[START OF Data for the task]

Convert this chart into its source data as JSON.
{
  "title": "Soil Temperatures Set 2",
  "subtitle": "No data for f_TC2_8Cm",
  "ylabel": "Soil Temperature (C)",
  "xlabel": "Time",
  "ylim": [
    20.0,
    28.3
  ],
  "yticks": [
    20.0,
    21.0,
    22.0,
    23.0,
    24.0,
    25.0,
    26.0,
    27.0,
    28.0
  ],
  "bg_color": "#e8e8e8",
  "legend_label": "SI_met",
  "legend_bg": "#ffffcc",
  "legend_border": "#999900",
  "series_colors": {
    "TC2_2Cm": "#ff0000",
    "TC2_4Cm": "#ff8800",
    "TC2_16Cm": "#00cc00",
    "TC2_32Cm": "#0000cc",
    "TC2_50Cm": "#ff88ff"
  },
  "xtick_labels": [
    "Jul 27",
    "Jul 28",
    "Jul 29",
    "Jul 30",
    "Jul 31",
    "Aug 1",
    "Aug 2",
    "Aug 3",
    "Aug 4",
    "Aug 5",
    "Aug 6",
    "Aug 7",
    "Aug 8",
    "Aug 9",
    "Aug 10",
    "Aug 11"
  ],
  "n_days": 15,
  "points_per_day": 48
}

[END OF Data for the task]
[START OF Data for the task]

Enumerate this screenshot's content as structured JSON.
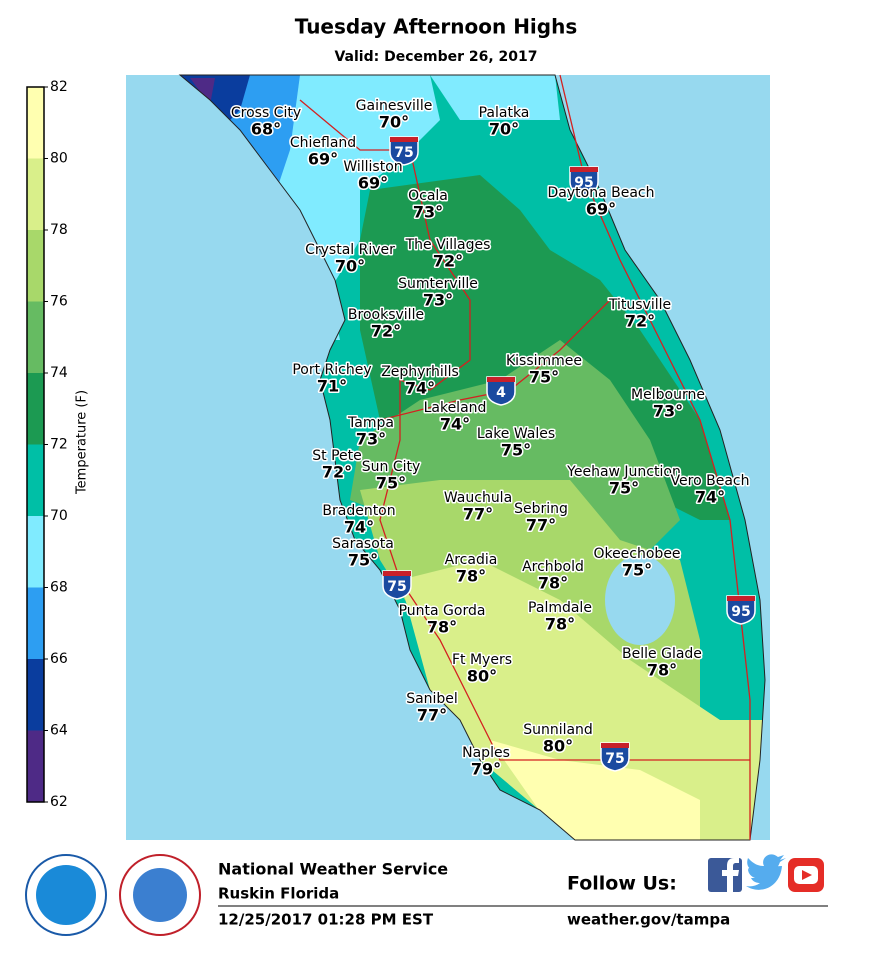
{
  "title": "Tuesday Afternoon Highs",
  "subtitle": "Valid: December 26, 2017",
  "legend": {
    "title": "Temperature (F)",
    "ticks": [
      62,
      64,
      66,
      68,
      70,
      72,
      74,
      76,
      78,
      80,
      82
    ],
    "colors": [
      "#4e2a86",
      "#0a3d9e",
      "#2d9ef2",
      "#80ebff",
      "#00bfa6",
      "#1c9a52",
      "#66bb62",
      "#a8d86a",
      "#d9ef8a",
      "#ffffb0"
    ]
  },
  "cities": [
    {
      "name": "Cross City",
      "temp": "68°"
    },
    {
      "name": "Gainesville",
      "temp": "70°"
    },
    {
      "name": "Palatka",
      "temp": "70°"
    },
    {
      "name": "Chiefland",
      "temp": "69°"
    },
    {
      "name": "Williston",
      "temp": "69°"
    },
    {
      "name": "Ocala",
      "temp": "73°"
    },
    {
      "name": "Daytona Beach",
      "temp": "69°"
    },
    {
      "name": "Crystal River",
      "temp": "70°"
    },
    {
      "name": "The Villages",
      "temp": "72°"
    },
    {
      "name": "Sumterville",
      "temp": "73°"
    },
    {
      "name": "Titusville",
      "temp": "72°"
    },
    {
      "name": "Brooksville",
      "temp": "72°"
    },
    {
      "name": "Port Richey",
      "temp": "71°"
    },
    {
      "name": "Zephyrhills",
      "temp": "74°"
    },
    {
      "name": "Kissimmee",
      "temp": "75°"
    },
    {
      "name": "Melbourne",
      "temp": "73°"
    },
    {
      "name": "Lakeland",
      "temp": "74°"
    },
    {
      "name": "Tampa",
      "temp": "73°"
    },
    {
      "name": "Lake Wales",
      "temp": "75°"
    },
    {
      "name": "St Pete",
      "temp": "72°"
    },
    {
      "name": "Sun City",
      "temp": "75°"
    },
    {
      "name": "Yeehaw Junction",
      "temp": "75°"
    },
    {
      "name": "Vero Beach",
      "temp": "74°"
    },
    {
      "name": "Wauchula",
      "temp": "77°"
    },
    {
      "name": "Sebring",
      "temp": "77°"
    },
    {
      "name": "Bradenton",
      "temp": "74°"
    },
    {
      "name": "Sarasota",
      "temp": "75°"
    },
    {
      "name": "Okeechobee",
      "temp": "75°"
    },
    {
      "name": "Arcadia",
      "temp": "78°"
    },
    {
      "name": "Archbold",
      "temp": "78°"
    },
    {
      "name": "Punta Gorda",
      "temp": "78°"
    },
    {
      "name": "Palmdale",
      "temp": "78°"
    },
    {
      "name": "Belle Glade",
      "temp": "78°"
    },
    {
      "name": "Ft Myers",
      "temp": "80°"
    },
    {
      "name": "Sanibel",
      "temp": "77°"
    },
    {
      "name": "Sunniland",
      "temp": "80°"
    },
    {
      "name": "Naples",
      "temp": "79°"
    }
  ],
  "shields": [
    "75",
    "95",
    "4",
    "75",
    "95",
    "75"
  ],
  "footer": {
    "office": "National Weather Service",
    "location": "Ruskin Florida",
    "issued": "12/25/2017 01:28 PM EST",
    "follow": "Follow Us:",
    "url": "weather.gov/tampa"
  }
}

[END OF Data for the task]
[START OF Data for the task]

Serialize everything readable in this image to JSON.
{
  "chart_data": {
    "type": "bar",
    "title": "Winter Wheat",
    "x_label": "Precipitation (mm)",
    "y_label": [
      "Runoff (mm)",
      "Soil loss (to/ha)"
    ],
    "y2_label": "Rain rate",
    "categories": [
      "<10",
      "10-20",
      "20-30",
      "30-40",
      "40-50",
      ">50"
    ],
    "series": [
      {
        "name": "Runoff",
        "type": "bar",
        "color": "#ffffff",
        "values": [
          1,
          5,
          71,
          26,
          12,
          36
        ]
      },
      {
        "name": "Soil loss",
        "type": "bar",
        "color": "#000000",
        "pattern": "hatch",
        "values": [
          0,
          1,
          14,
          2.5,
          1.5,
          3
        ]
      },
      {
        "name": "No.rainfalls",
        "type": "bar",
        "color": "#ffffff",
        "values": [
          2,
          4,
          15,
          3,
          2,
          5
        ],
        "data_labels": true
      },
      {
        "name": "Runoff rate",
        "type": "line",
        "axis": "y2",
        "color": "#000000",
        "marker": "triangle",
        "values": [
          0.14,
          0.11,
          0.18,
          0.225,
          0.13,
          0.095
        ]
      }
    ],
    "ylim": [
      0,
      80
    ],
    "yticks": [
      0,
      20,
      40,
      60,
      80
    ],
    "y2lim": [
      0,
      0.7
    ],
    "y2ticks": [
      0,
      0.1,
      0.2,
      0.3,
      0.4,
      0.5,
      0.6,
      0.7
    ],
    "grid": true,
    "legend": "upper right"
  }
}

[END OF Data for the task]

### Task details
In the entries above, how many lines hold the word "subtitle"? State the number and nothing else.

### The completed task
2